◆ **Task to carry out**
Copy out every line that contains the word "kilku".

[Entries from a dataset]

start

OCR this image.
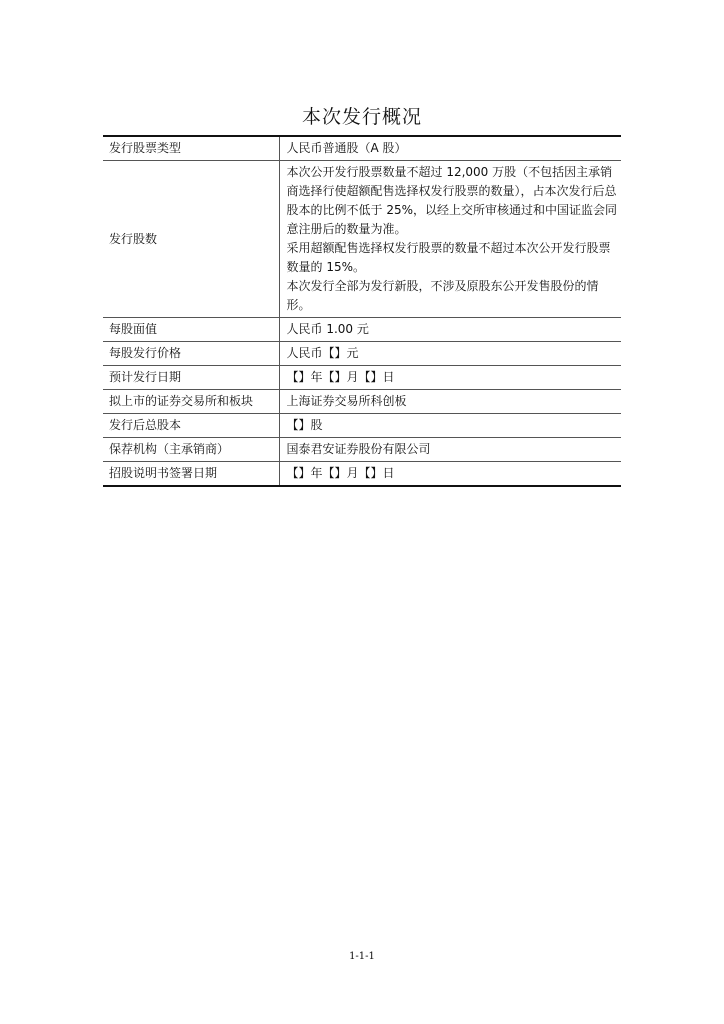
本次发行概况
发行股票类型	人民币普通股（A 股）
发行股数	本次公开发行股票数量不超过 12,000 万股（不包括因主承销商选择行使超额配售选择权发行股票的数量），占本次发行后总股本的比例不低于 25%，以经上交所审核通过和中国证监会同意注册后的数量为准。
采用超额配售选择权发行股票的数量不超过本次公开发行股票数量的 15%。
本次发行全部为发行新股，不涉及原股东公开发售股份的情形。

每股面值	人民币 1.00 元
每股发行价格	人民币【】元
预计发行日期	【】年【】月【】日
拟上市的证券交易所和板块	上海证券交易所科创板
发行后总股本	【】股
保荐机构（主承销商）	国泰君安证券股份有限公司
招股说明书签署日期	【】年【】月【】日
1-1-1
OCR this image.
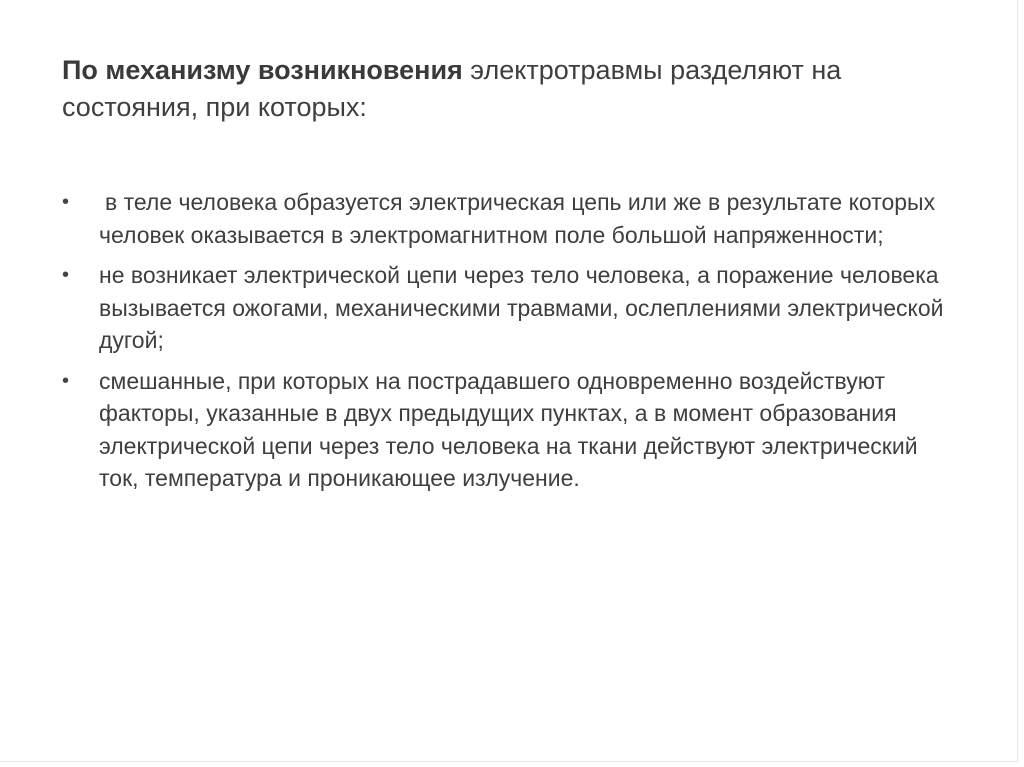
По механизму возникновения электротравмы разделяют на состояния, при которых:

•	в теле человека образуется электрическая цепь или же в результате которых человек оказывается в электромагнитном поле большой напряженности;
•	не возникает электрической цепи через тело человека, а поражение человека вызывается ожогами, механическими травмами, ослеплениями электрической дугой;
•	смешанные, при которых на пострадавшего одновременно воздействуют факторы, указанные в двух предыдущих пунктах, а в момент образования электрической цепи через тело человека на ткани действуют электрический ток, температура и проникающее излучение.
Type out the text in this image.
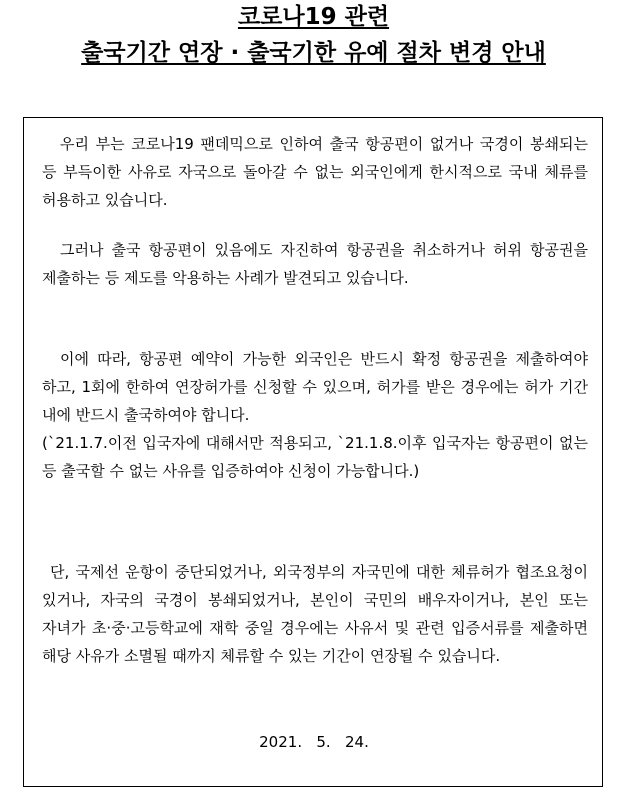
코로나19 관련
출국기간 연장 · 출국기한 유예 절차 변경 안내

우리 부는 코로나19 팬데믹으로 인하여 출국 항공편이 없거나 국경이 봉쇄되는 등 부득이한 사유로 자국으로 돌아갈 수 없는 외국인에게 한시적으로 국내 체류를 허용하고 있습니다.

그러나 출국 항공편이 있음에도 자진하여 항공권을 취소하거나 허위 항공권을 제출하는 등 제도를 악용하는 사례가 발견되고 있습니다.

이에 따라, 항공편 예약이 가능한 외국인은 반드시 확정 항공권을 제출하여야 하고, 1회에 한하여 연장허가를 신청할 수 있으며, 허가를 받은 경우에는 허가 기간 내에 반드시 출국하여야 합니다.

(`21.1.7.이전 입국자에 대해서만 적용되고, `21.1.8.이후 입국자는 항공편이 없는 등 출국할 수 없는 사유를 입증하여야 신청이 가능합니다.)

단, 국제선 운항이 중단되었거나, 외국정부의 자국민에 대한 체류허가 협조요청이 있거나, 자국의 국경이 봉쇄되었거나, 본인이 국민의 배우자이거나, 본인 또는 자녀가 초·중·고등학교에 재학 중일 경우에는 사유서 및 관련 입증서류를 제출하면 해당 사유가 소멸될 때까지 체류할 수 있는 기간이 연장될 수 있습니다.

2021.   5.   24.
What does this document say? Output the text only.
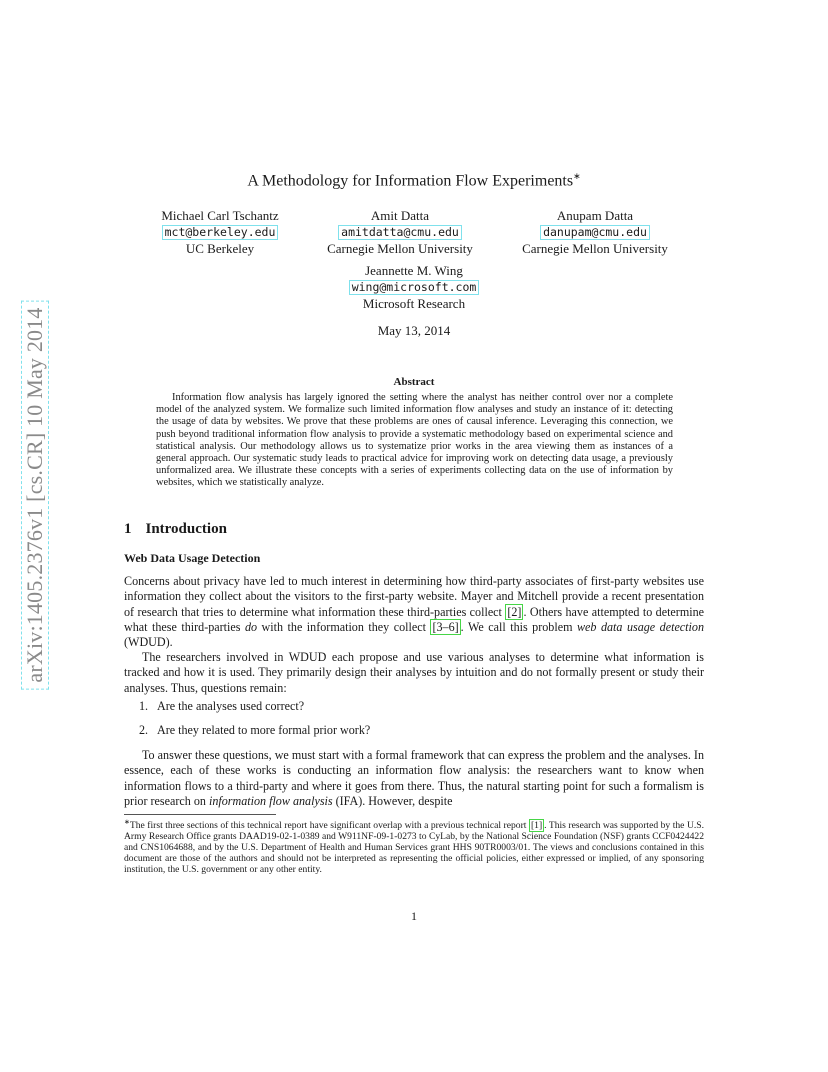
arXiv:1405.2376v1 [cs.CR] 10 May 2014
A Methodology for Information Flow Experiments∗
Michael Carl Tschantz
mct@berkeley.edu
UC Berkeley
Amit Datta
amitdatta@cmu.edu
Carnegie Mellon University
Anupam Datta
danupam@cmu.edu
Carnegie Mellon University
Jeannette M. Wing
wing@microsoft.com
Microsoft Research
May 13, 2014
Abstract
Information flow analysis has largely ignored the setting where the analyst has neither control over nor a complete model of the analyzed system. We formalize such limited information flow analyses and study an instance of it: detecting the usage of data by websites. We prove that these problems are ones of causal inference. Leveraging this connection, we push beyond traditional information flow analysis to provide a systematic methodology based on experimental science and statistical analysis. Our methodology allows us to systematize prior works in the area viewing them as instances of a general approach. Our systematic study leads to practical advice for improving work on detecting data usage, a previously unformalized area. We illustrate these concepts with a series of experiments collecting data on the use of information by websites, which we statistically analyze.
1 Introduction
Web Data Usage Detection
Concerns about privacy have led to much interest in determining how third-party associates of first-party websites use information they collect about the visitors to the first-party website. Mayer and Mitchell provide a recent presentation of research that tries to determine what information these third-parties collect [2] . Others have attempted to determine what these third-parties do with the information they collect [3–6] . We call this problem web data usage detection (WDUD).
The researchers involved in WDUD each propose and use various analyses to determine what information is tracked and how it is used. They primarily design their analyses by intuition and do not formally present or study their analyses. Thus, questions remain:
1. Are the analyses used correct?
2. Are they related to more formal prior work?
To answer these questions, we must start with a formal framework that can express the problem and the analyses. In essence, each of these works is conducting an information flow analysis: the researchers want to know when information flows to a third-party and where it goes from there. Thus, the natural starting point for such a formalism is prior research on information flow analysis (IFA). However, despite
∗The first three sections of this technical report have significant overlap with a previous technical report [1] . This research was supported by the U.S. Army Research Office grants DAAD19-02-1-0389 and W911NF-09-1-0273 to CyLab, by the National Science Foundation (NSF) grants CCF0424422 and CNS1064688, and by the U.S. Department of Health and Human Services grant HHS 90TR0003/01. The views and conclusions contained in this document are those of the authors and should not be interpreted as representing the official policies, either expressed or implied, of any sponsoring institution, the U.S. government or any other entity.
1
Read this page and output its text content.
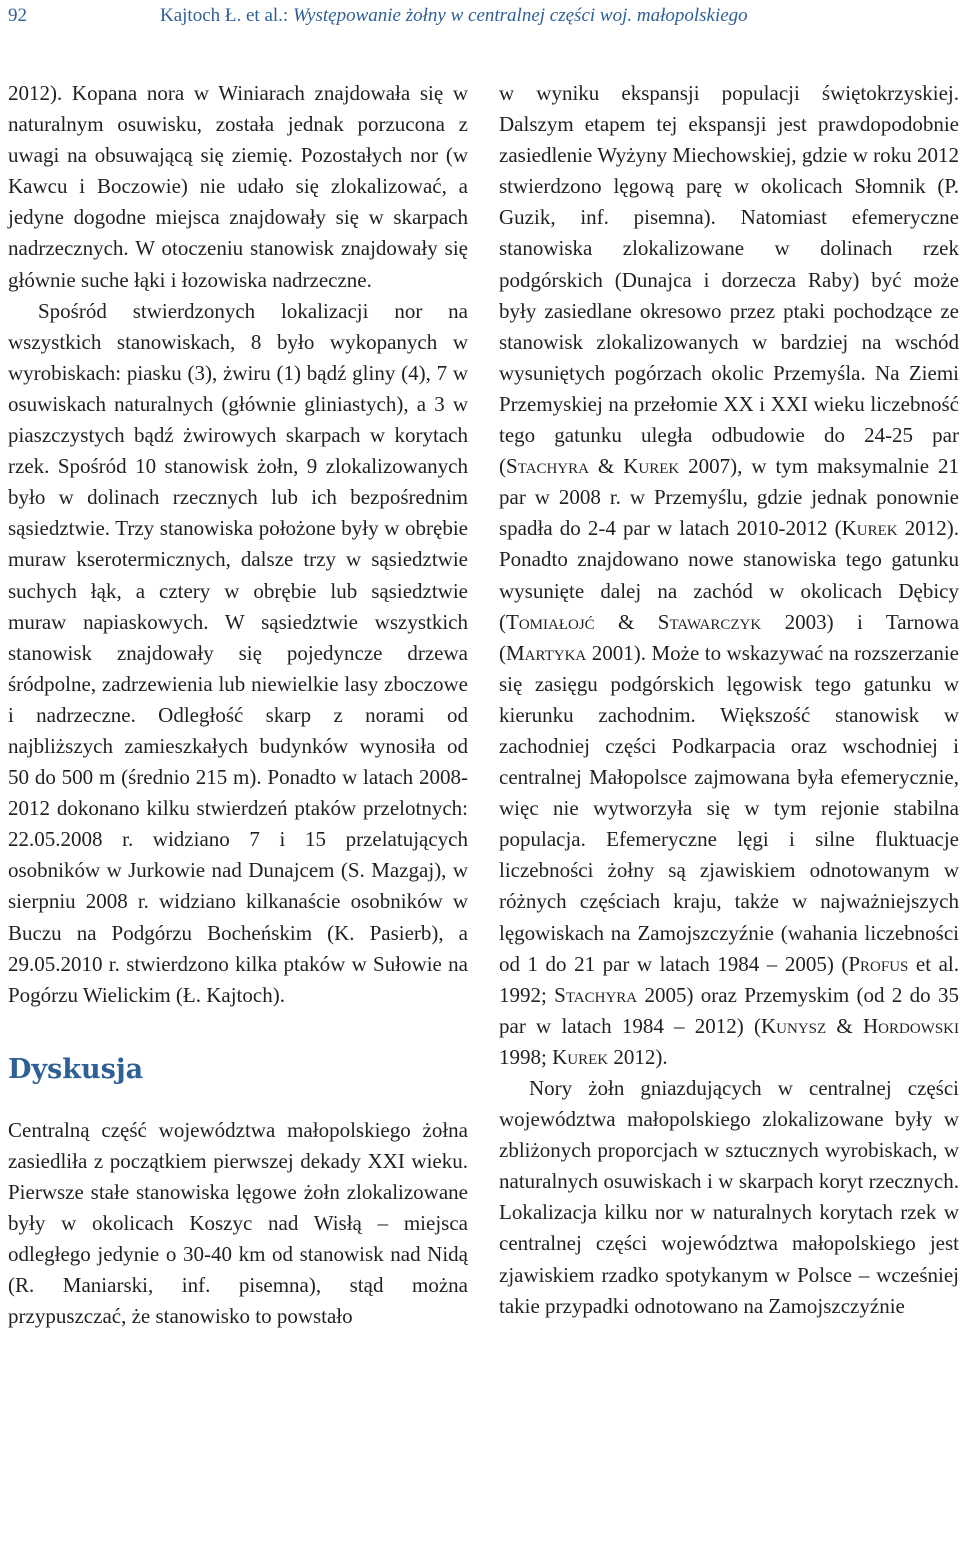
92	Kajtoch Ł. et al.: Występowanie żołny w centralnej części woj. małopolskiego

2012). Kopana nora w Winiarach znajdowała się w naturalnym osuwisku, została jednak porzucona z uwagi na obsuwającą się ziemię. Pozostałych nor (w Kawcu i Boczowie) nie udało się zlokalizować, a jedyne dogodne miejsca znajdowały się w skarpach nadrzecznych. W otoczeniu stanowisk znajdowały się głównie suche łąki i łozowiska nadrzeczne.

Spośród stwierdzonych lokalizacji nor na wszystkich stanowiskach, 8 było wykopanych w wyrobiskach: piasku (3), żwiru (1) bądź gliny (4), 7 w osuwiskach naturalnych (głównie gliniastych), a 3 w piaszczystych bądź żwirowych skarpach w korytach rzek. Spośród 10 stanowisk żołn, 9 zlokalizowanych było w dolinach rzecznych lub ich bezpośrednim sąsiedztwie. Trzy stanowiska położone były w obrębie muraw kserotermicznych, dalsze trzy w sąsiedztwie suchych łąk, a cztery w obrębie lub sąsiedztwie muraw napiaskowych. W sąsiedztwie wszystkich stanowisk znajdowały się pojedyncze drzewa śródpolne, zadrzewienia lub niewielkie lasy zboczowe i nadrzeczne. Odległość skarp z norami od najbliższych zamieszkałych budynków wynosiła od 50 do 500 m (średnio 215 m). Ponadto w latach 2008-2012 dokonano kilku stwierdzeń ptaków przelotnych: 22.05.2008 r. widziano 7 i 15 przelatujących osobników w Jurkowie nad Dunajcem (S. Mazgaj), w sierpniu 2008 r. widziano kilkanaście osobników w Buczu na Podgórzu Bocheńskim (K. Pasierb), a 29.05.2010 r. stwierdzono kilka ptaków w Sułowie na Pogórzu Wielickim (Ł. Kajtoch).

Dyskusja

Centralną część województwa małopolskiego żołna zasiedliła z początkiem pierwszej dekady XXI wieku. Pierwsze stałe stanowiska lęgowe żołn zlokalizowane były w okolicach Koszyc nad Wisłą – miejsca odległego jedynie o 30-40 km od stanowisk nad Nidą (R. Maniarski, inf. pisemna), stąd można przypuszczać, że stanowisko to powstało

w wyniku ekspansji populacji świętokrzyskiej. Dalszym etapem tej ekspansji jest prawdopodobnie zasiedlenie Wyżyny Miechowskiej, gdzie w roku 2012 stwierdzono lęgową parę w okolicach Słomnik (P. Guzik, inf. pisemna). Natomiast efemeryczne stanowiska zlokalizowane w dolinach rzek podgórskich (Dunajca i dorzecza Raby) być może były zasiedlane okresowo przez ptaki pochodzące ze stanowisk zlokalizowanych w bardziej na wschód wysuniętych pogórzach okolic Przemyśla. Na Ziemi Przemyskiej na przełomie XX i XXI wieku liczebność tego gatunku uległa odbudowie do 24-25 par (Stachyra & Kurek 2007), w tym maksymalnie 21 par w 2008 r. w Przemyślu, gdzie jednak ponownie spadła do 2-4 par w latach 2010-2012 (Kurek 2012). Ponadto znajdowano nowe stanowiska tego gatunku wysunięte dalej na zachód w okolicach Dębicy (Tomiałojć & Stawarczyk 2003) i Tarnowa (Martyka 2001). Może to wskazywać na rozszerzanie się zasięgu podgórskich lęgowisk tego gatunku w kierunku zachodnim. Większość stanowisk w zachodniej części Podkarpacia oraz wschodniej i centralnej Małopolsce zajmowana była efemerycznie, więc nie wytworzyła się w tym rejonie stabilna populacja. Efemeryczne lęgi i silne fluktuacje liczebności żołny są zjawiskiem odnotowanym w różnych częściach kraju, także w najważniejszych lęgowiskach na Zamojszczyźnie (wahania liczebności od 1 do 21 par w latach 1984 – 2005) (Profus et al. 1992; Stachyra 2005) oraz Przemyskim (od 2 do 35 par w latach 1984 – 2012) (Kunysz & Hordowski 1998; Kurek 2012).

Nory żołn gniazdujących w centralnej części województwa małopolskiego zlokalizowane były w zbliżonych proporcjach w sztucznych wyrobiskach, w naturalnych osuwiskach i w skarpach koryt rzecznych. Lokalizacja kilku nor w naturalnych korytach rzek w centralnej części województwa małopolskiego jest zjawiskiem rzadko spotykanym w Polsce – wcześniej takie przypadki odnotowano na Zamojszczyźnie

end

◆ **Result for this task**
Spośród stwierdzonych lokalizacji nor na wszystkich stanowiskach, 8 było wykopanych w wyrobiskach: piasku (3), żwiru (1) bądź gliny (4), 7 w osuwiskach naturalnych (głównie gliniastych), a 3 w piaszczystych bądź żwirowych skarpach w korytach rzek. Spośród 10 stanowisk żołn, 9 zlokalizowanych było w dolinach rzecznych lub ich bezpośrednim sąsiedztwie. Trzy stanowiska położone były w obrębie muraw kserotermicznych, dalsze trzy w sąsiedztwie suchych łąk, a cztery w obrębie lub sąsiedztwie muraw napiaskowych. W sąsiedztwie wszystkich stanowisk znajdowały się pojedyncze drzewa śródpolne, zadrzewienia lub niewielkie lasy zboczowe i nadrzeczne. Odległość skarp z norami od najbliższych zamieszkałych budynków wynosiła od 50 do 500 m (średnio 215 m). Ponadto w latach 2008-2012 dokonano kilku stwierdzeń ptaków przelotnych: 22.05.2008 r. widziano 7 i 15 przelatujących osobników w Jurkowie nad Dunajcem (S. Mazgaj), w sierpniu 2008 r. widziano kilkanaście osobników w Buczu na Podgórzu Bocheńskim (K. Pasierb), a 29.05.2010 r. stwierdzono kilka ptaków w Sułowie na Pogórzu Wielickim (Ł. Kajtoch).
Nory żołn gniazdujących w centralnej części województwa małopolskiego zlokalizowane były w zbliżonych proporcjach w sztucznych wyrobiskach, w naturalnych osuwiskach i w skarpach koryt rzecznych. Lokalizacja kilku nor w naturalnych korytach rzek w centralnej części województwa małopolskiego jest zjawiskiem rzadko spotykanym w Polsce – wcześniej takie przypadki odnotowano na Zamojszczyźnie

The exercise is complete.